**WHAT IS REQUIRED**
Skip every picture and copy only the lines from the one containing "What does this" to the final line of the records below.

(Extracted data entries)
----------------------------------------
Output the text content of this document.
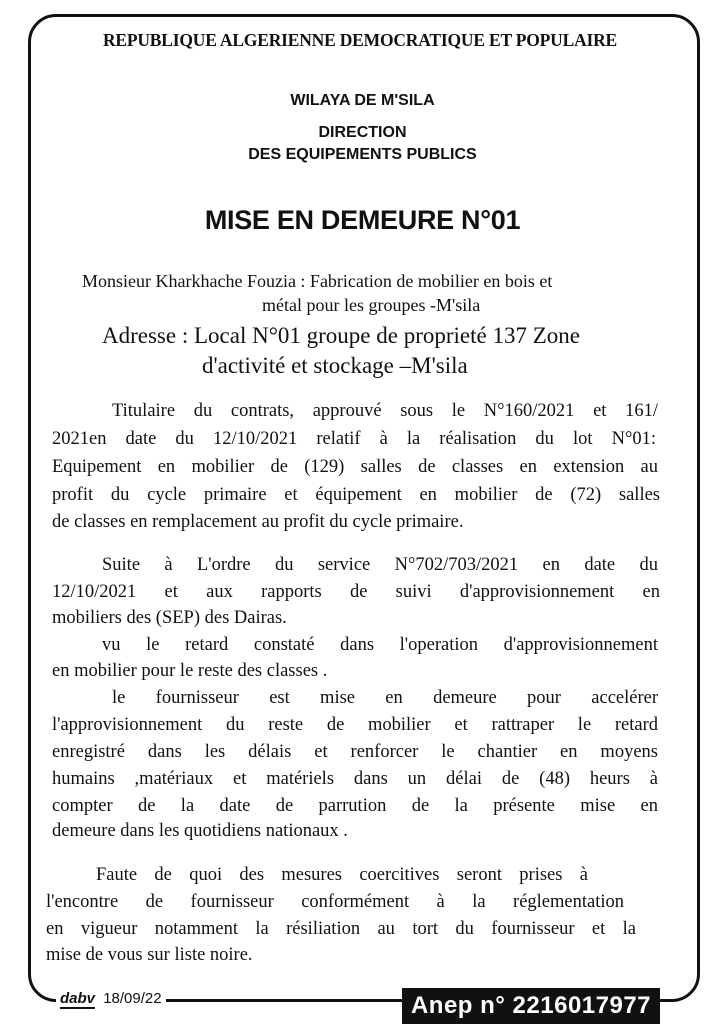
REPUBLIQUE ALGERIENNE DEMOCRATIQUE ET POPULAIRE
WILAYA DE M'SILA
DIRECTION
DES EQUIPEMENTS PUBLICS
MISE EN DEMEURE N°01
Monsieur Kharkhache Fouzia : Fabrication de mobilier en bois et
métal pour les groupes -M'sila
Adresse : Local N°01 groupe de proprieté 137 Zone
d'activité et stockage –M'sila
Titulaire du contrats, approuvé sous le N°160/2021 et 161/
2021en date du 12/10/2021 relatif à la réalisation du lot N°01:
Equipement en mobilier de (129) salles de classes en extension au
profit du cycle primaire et équipement en mobilier de (72) salles
de classes en remplacement au profit du cycle primaire.
Suite à L'ordre du service N°702/703/2021 en date du
12/10/2021 et aux rapports de suivi d'approvisionnement en
mobiliers des (SEP) des Dairas.
vu le retard constaté dans l'operation d'approvisionnement
en mobilier pour le reste des classes .
le fournisseur est mise en demeure pour accelérer
l'approvisionnement du reste de mobilier et rattraper le retard
enregistré dans les délais et renforcer le chantier en moyens
humains ,matériaux et matériels dans un délai de (48) heurs à
compter de la date de parrution de la présente mise en
demeure dans les quotidiens nationaux .
Faute de quoi des mesures coercitives seront prises à
l'encontre de fournisseur conformément à la réglementation
en vigueur notamment la résiliation au tort du fournisseur et la
mise de vous sur liste noire.
dabv 18/09/22	Anep n° 2216017977
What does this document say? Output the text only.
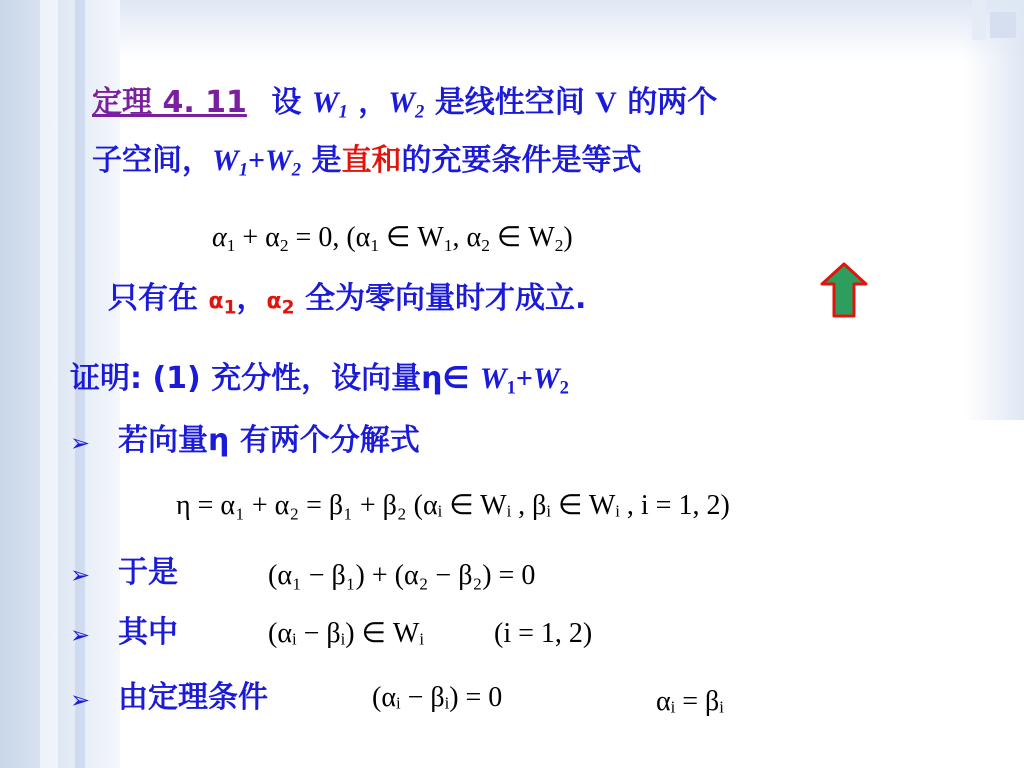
定理 4. 11 设 $W_1$ ，$W_2$ 是线性空间 V 的两个
子空间，$W_1+W_2$ 是直和的充要条件是等式
$\alpha_1 + \alpha_2 = 0$, ($\alpha_1$ ∈ $W_1$, $\alpha_2$ ∈ $W_2$)
只有在 $\alpha_1$，$\alpha_2$ 全为零向量时才成立.
证明: (1) 充分性，设向量η∈ $W_1+W_2$
➢ 若向量η 有两个分解式
η = α₁ + α₂ = β₁ + β₂ (αᵢ ∈ Wᵢ , βᵢ ∈ Wᵢ , i = 1, 2)
➢ 于是	(α₁ − β₁) + (α₂ − β₂) = 0
➢ 其中	(αᵢ − βᵢ) ∈ Wᵢ	(i = 1, 2)
➢ 由定理条件	(αᵢ − βᵢ) = 0	αᵢ = βᵢ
----------------------------------------
**RESULT OF THIS TASK**
What does this document say? Output the text only.
定理 4. 11 设 $W_1$ ，$W_2$ 是线性空间 V 的两个
子空间，$W_1+W_2$ 是直和的充要条件是等式
$\alpha_1 + \alpha_2 = 0$, ($\alpha_1$ ∈ $W_1$, $\alpha_2$ ∈ $W_2$)
只有在 $\alpha_1$，$\alpha_2$ 全为零向量时才成立.
证明: (1) 充分性，设向量η∈ $W_1+W_2$
➢ 若向量η 有两个分解式
η = α₁ + α₂ = β₁ + β₂ (αᵢ ∈ Wᵢ , βᵢ ∈ Wᵢ , i = 1, 2)
➢ 于是	(α₁ − β₁) + (α₂ − β₂) = 0
➢ 其中	(αᵢ − βᵢ) ∈ Wᵢ	(i = 1, 2)
➢ 由定理条件	(αᵢ − βᵢ) = 0	αᵢ = βᵢ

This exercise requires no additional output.